To be done -
Repeat the lines from the one containing "Decode this image" through the last line of the data, exactly, pictures omitted.

Excerpted records -
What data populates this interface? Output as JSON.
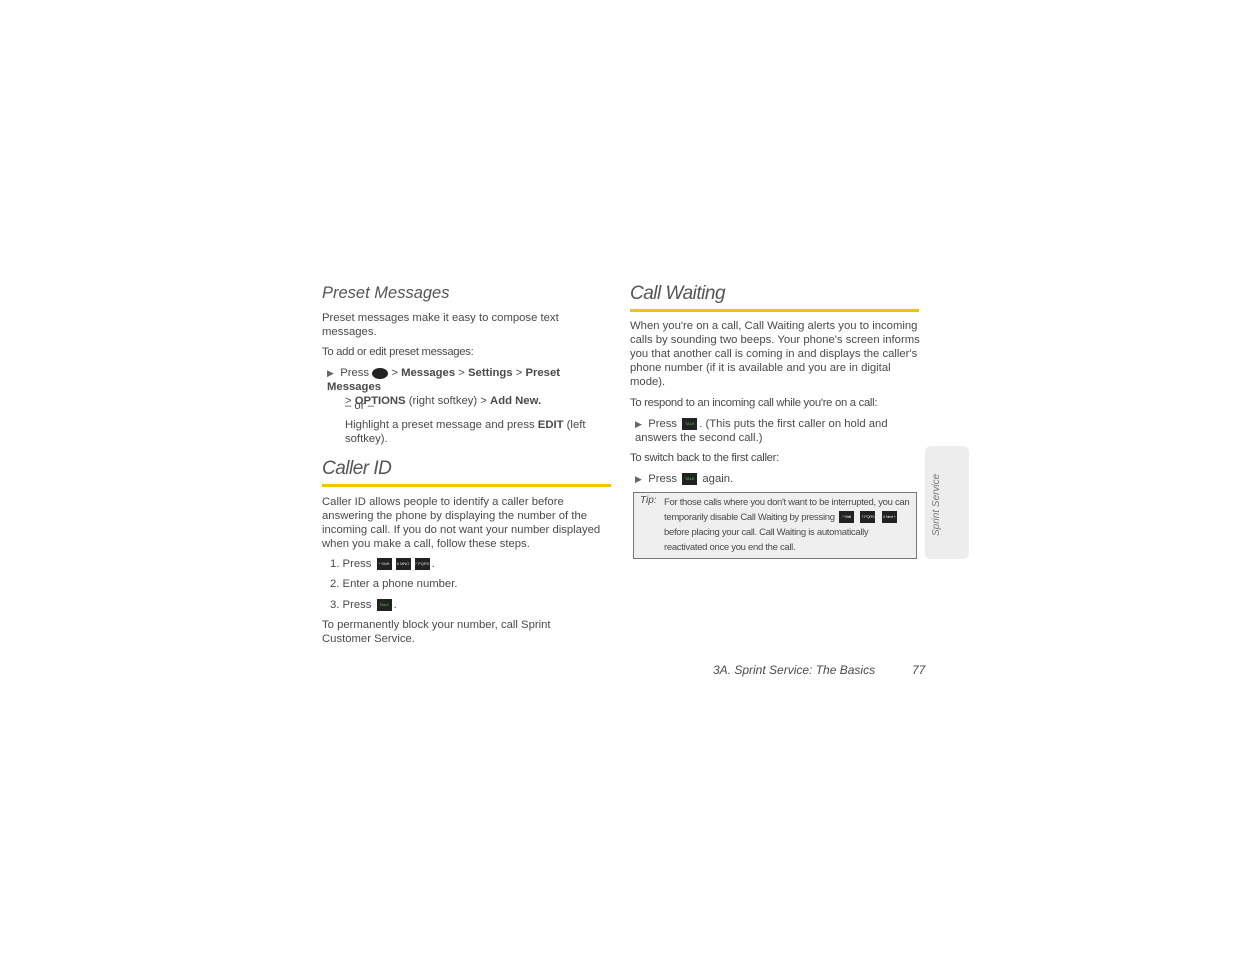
{
  "preset": {
    "heading": "Preset Messages",
    "intro": "Preset messages make it easy to compose text messages.",
    "lead": "To add or edit preset messages:",
    "step_press": "Press",
    "menu": [
      "Messages",
      "Settings",
      "Preset Messages"
    ],
    "options": "OPTIONS",
    "right_softkey": "(right softkey)",
    "add_new": "Add New.",
    "or": "– or –",
    "alt_a": "Highlight a preset message and press",
    "edit": "EDIT",
    "alt_b": "(left softkey)."
  },
  "caller": {
    "heading": "Caller ID",
    "intro": "Caller ID allows people to identify a caller before answering the phone by displaying the number of the incoming call. If you do not want your number displayed when you make a call, follow these steps.",
    "steps": [
      "1. Press",
      "2. Enter a phone number.",
      "3. Press"
    ],
    "keys": [
      "* Shift",
      "6 MNO",
      "7 PQRS"
    ],
    "talk_key": "TALK",
    "outro": "To permanently block your number, call Sprint Customer Service."
  },
  "waiting": {
    "heading": "Call Waiting",
    "intro": "When you're on a call, Call Waiting alerts you to incoming calls by sounding two beeps. Your phone's screen informs you that another call is coming in and displays the caller's phone number (if it is available and you are in digital mode).",
    "lead1": "To respond to an incoming call while you're on a call:",
    "press": "Press",
    "step1": ". (This puts the first caller on hold and answers the second call.)",
    "lead2": "To switch back to the first caller:",
    "again": "again.",
    "tip_label": "Tip:",
    "tip_a": "For those calls where you don't want to be interrupted, you can temporarily disable Call Waiting by pressing",
    "tip_keys": [
      "* Shift",
      "7 PQRS",
      "0 Next +"
    ],
    "tip_b": "before placing your call. Call Waiting is automatically reactivated once you end the call."
  },
  "side_tab": "Sprint Service",
  "footer": {
    "section": "3A. Sprint Service: The Basics",
    "page": "77"
  },
  "colors": {
    "accent": "#f2c500"
  }
}
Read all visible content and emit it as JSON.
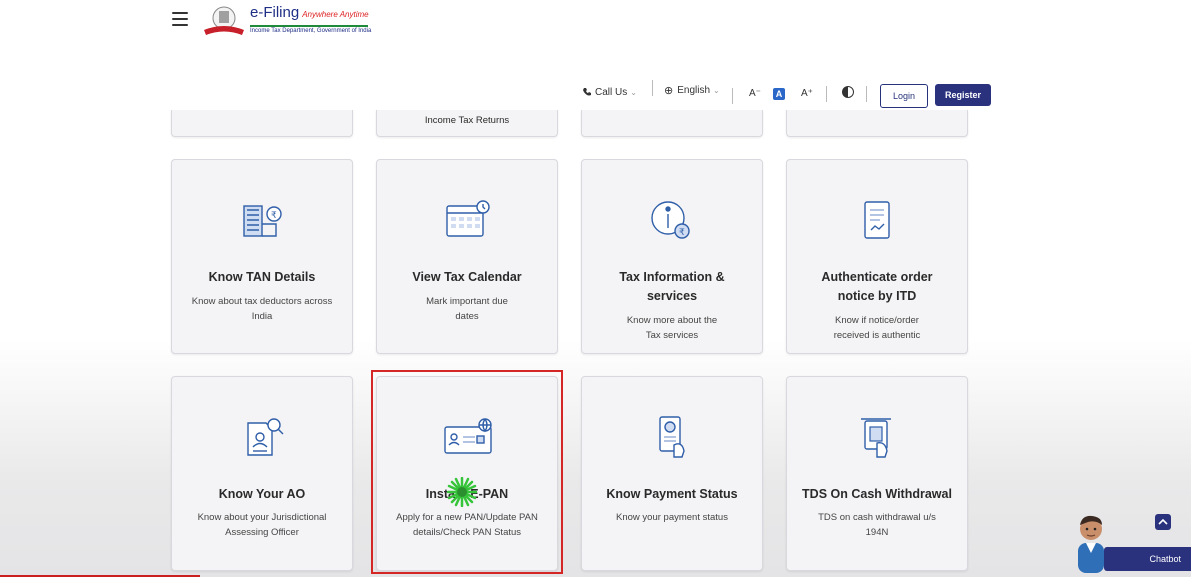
{
  "header": {
    "logo_title": "e-Filing",
    "logo_tagline": "Anywhere Anytime",
    "logo_subtitle": "Income Tax Department, Government of India",
    "call_label": "Call Us",
    "language_label": "English",
    "font_decrease": "A⁻",
    "font_default": "A",
    "font_increase": "A⁺",
    "login_label": "Login",
    "register_label": "Register"
  },
  "top_partial_cards": [
    {
      "title": ""
    },
    {
      "title": "Income Tax Returns"
    },
    {
      "title": ""
    },
    {
      "title": ""
    }
  ],
  "cards_row1": [
    {
      "title": "Know TAN Details",
      "desc": "Know about tax deductors across India",
      "icon": "building-rupee-icon"
    },
    {
      "title": "View Tax Calendar",
      "desc": "Mark important due dates",
      "icon": "calendar-clock-icon"
    },
    {
      "title": "Tax Information & services",
      "desc": "Know more about the Tax services",
      "icon": "info-rupee-icon"
    },
    {
      "title": "Authenticate order notice by ITD",
      "desc": "Know if notice/order received is authentic",
      "icon": "document-check-icon"
    }
  ],
  "cards_row2": [
    {
      "title": "Know Your AO",
      "desc": "Know about your Jurisdictional Assessing Officer",
      "icon": "document-search-icon"
    },
    {
      "title": "Instant E-PAN",
      "desc": "Apply for a new PAN/Update PAN details/Check PAN Status",
      "icon": "id-card-globe-icon"
    },
    {
      "title": "Know Payment Status",
      "desc": "Know your payment status",
      "icon": "phone-payment-icon"
    },
    {
      "title": "TDS On Cash Withdrawal",
      "desc": "TDS on cash withdrawal u/s 194N",
      "icon": "atm-cash-icon"
    }
  ],
  "chatbot": {
    "label": "Chatbot"
  },
  "colors": {
    "brand_navy": "#2a327e",
    "highlight_red": "#d52626",
    "icon_blue": "#2f5ea8"
  }
}
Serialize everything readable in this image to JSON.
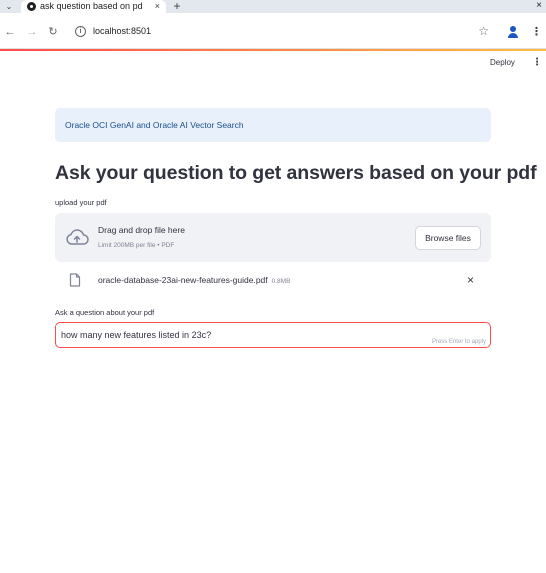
{
  "browser": {
    "tab": {
      "title": "ask question based on pd",
      "close": "×"
    },
    "tab_dropdown": "⌄",
    "new_tab": "+",
    "window_close": "×",
    "nav": {
      "back": "←",
      "forward": "→",
      "reload": "↻"
    },
    "site_info": "i",
    "url": "localhost:8501",
    "bookmark": "☆",
    "menu": "⋮"
  },
  "app": {
    "deploy_label": "Deploy",
    "menu": "⋮",
    "accent_color": "#ff4b4b",
    "info_message": "Oracle OCI GenAI and Oracle AI Vector Search",
    "title": "Ask your question to get answers based on your pdf",
    "uploader": {
      "label": "upload your pdf",
      "drop_title": "Drag and drop file here",
      "drop_subtitle": "Limit 200MB per file • PDF",
      "browse_label": "Browse files"
    },
    "uploaded_file": {
      "name": "oracle-database-23ai-new-features-guide.pdf",
      "size": "0.8MB",
      "remove": "×"
    },
    "question": {
      "label": "Ask a question about your pdf",
      "value": "how many new features listed in 23c?",
      "hint": "Press Enter to apply"
    }
  }
}
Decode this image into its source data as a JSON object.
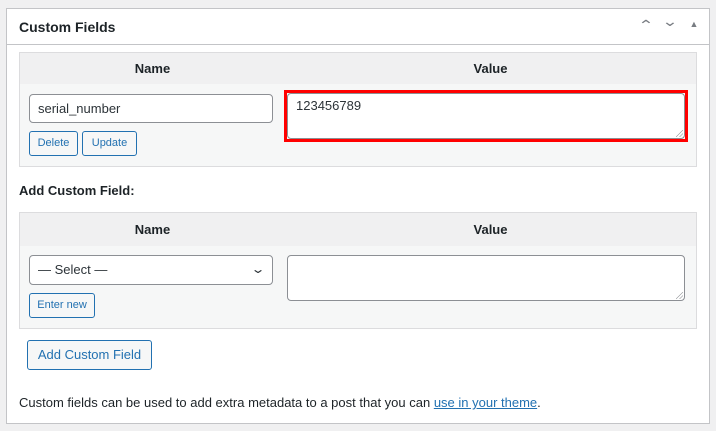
{
  "panel": {
    "title": "Custom Fields",
    "controls": {
      "up": "⌃",
      "down": "⌄",
      "toggle": "▲"
    }
  },
  "existing": {
    "name_header": "Name",
    "value_header": "Value",
    "name_value": "serial_number",
    "value_value": "123456789",
    "delete_label": "Delete",
    "update_label": "Update",
    "highlight_color": "#ff0000"
  },
  "add_section": {
    "label": "Add Custom Field:",
    "name_header": "Name",
    "value_header": "Value",
    "select_value": "— Select —",
    "enter_new_label": "Enter new",
    "value_value": "",
    "add_button_label": "Add Custom Field"
  },
  "footer": {
    "text": "Custom fields can be used to add extra metadata to a post that you can ",
    "link": "use in your theme",
    "suffix": "."
  }
}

Result for this task -
Decode this image into its source data as a JSON object.
{
  "panel": {
    "title": "Custom Fields",
    "controls": {
      "up": "⌃",
      "down": "⌄",
      "toggle": "▲"
    }
  },
  "existing": {
    "name_header": "Name",
    "value_header": "Value",
    "name_value": "serial_number",
    "value_value": "123456789",
    "delete_label": "Delete",
    "update_label": "Update",
    "highlight_color": "#ff0000"
  },
  "add_section": {
    "label": "Add Custom Field:",
    "name_header": "Name",
    "value_header": "Value",
    "select_value": "— Select —",
    "enter_new_label": "Enter new",
    "value_value": "",
    "add_button_label": "Add Custom Field"
  },
  "footer": {
    "text": "Custom fields can be used to add extra metadata to a post that you can ",
    "link": "use in your theme",
    "suffix": "."
  }
}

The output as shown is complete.